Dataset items
-- START --

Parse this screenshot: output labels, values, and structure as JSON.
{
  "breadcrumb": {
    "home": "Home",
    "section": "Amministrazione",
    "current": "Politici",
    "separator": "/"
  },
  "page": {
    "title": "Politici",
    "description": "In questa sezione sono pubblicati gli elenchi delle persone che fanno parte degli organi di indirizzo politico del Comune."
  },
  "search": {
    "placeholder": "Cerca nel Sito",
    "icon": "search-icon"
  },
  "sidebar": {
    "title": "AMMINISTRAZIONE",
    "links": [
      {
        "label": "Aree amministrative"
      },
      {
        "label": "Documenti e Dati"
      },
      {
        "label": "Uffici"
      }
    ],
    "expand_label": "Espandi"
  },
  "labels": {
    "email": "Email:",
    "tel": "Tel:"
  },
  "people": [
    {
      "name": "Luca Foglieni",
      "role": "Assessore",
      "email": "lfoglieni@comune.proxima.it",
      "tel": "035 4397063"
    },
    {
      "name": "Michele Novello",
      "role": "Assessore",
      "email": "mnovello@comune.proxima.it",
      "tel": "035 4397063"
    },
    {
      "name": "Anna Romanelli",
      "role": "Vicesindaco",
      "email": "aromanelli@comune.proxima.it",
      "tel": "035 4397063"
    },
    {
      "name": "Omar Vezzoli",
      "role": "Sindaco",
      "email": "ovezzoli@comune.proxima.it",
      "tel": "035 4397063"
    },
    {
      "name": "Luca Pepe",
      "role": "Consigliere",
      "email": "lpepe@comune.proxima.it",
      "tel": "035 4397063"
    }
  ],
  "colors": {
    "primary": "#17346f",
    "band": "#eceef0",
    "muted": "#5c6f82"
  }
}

-- END --
-- START --

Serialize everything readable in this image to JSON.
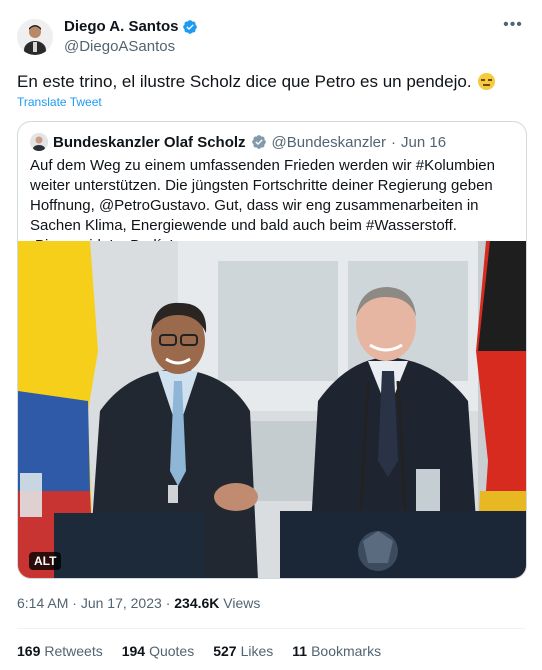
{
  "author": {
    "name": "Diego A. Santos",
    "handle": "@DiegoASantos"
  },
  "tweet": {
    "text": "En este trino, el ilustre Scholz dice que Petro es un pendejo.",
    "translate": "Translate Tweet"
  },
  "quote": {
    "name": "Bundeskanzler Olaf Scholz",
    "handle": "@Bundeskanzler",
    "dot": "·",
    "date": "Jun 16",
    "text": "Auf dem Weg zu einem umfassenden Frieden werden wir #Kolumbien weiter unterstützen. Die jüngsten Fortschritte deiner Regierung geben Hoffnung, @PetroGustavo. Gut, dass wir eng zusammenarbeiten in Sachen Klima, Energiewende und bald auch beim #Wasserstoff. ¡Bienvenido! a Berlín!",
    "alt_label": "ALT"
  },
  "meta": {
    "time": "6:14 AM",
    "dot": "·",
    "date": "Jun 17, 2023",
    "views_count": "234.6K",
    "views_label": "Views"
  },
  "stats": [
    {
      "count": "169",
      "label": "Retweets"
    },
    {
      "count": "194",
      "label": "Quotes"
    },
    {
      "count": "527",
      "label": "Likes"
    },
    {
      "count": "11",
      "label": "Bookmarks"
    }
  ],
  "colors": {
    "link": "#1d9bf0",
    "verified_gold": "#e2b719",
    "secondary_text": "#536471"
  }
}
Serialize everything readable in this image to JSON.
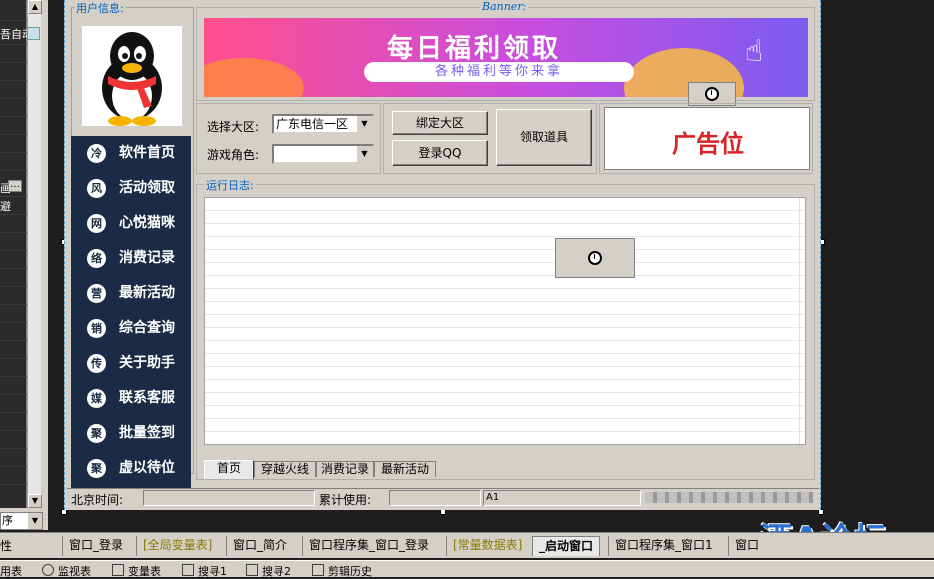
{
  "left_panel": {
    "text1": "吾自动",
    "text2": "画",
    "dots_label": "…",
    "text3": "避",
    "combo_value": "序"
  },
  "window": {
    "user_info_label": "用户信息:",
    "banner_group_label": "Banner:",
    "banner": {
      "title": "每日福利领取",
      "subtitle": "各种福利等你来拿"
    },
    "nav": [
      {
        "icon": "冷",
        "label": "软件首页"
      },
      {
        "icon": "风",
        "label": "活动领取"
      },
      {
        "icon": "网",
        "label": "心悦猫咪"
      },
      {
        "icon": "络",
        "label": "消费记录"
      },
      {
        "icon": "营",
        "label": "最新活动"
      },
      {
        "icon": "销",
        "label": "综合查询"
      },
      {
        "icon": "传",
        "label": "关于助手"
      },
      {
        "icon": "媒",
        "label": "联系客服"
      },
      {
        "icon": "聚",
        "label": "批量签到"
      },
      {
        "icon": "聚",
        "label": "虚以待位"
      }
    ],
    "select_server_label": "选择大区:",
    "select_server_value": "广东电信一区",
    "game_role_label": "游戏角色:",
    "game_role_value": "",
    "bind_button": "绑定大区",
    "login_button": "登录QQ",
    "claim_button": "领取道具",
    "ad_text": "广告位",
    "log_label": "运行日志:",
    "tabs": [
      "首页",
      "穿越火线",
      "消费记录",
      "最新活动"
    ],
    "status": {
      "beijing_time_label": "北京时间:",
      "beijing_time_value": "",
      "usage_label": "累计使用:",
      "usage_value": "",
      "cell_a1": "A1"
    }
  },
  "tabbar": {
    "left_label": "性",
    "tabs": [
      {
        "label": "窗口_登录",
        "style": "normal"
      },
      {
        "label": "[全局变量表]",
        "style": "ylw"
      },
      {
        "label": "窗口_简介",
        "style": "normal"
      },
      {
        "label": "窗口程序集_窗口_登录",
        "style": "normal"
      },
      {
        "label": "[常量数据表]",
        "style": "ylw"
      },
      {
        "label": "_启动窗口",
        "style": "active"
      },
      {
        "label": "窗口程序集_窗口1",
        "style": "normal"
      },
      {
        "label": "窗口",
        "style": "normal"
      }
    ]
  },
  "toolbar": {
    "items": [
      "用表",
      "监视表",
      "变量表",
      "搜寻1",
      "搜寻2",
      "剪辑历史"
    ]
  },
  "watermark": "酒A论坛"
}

-- END --

> _WHAT TO WORK ON_
Count the lines in the records above that contain the word "icon", and reply with only that number.

> _TASK RESULT_
11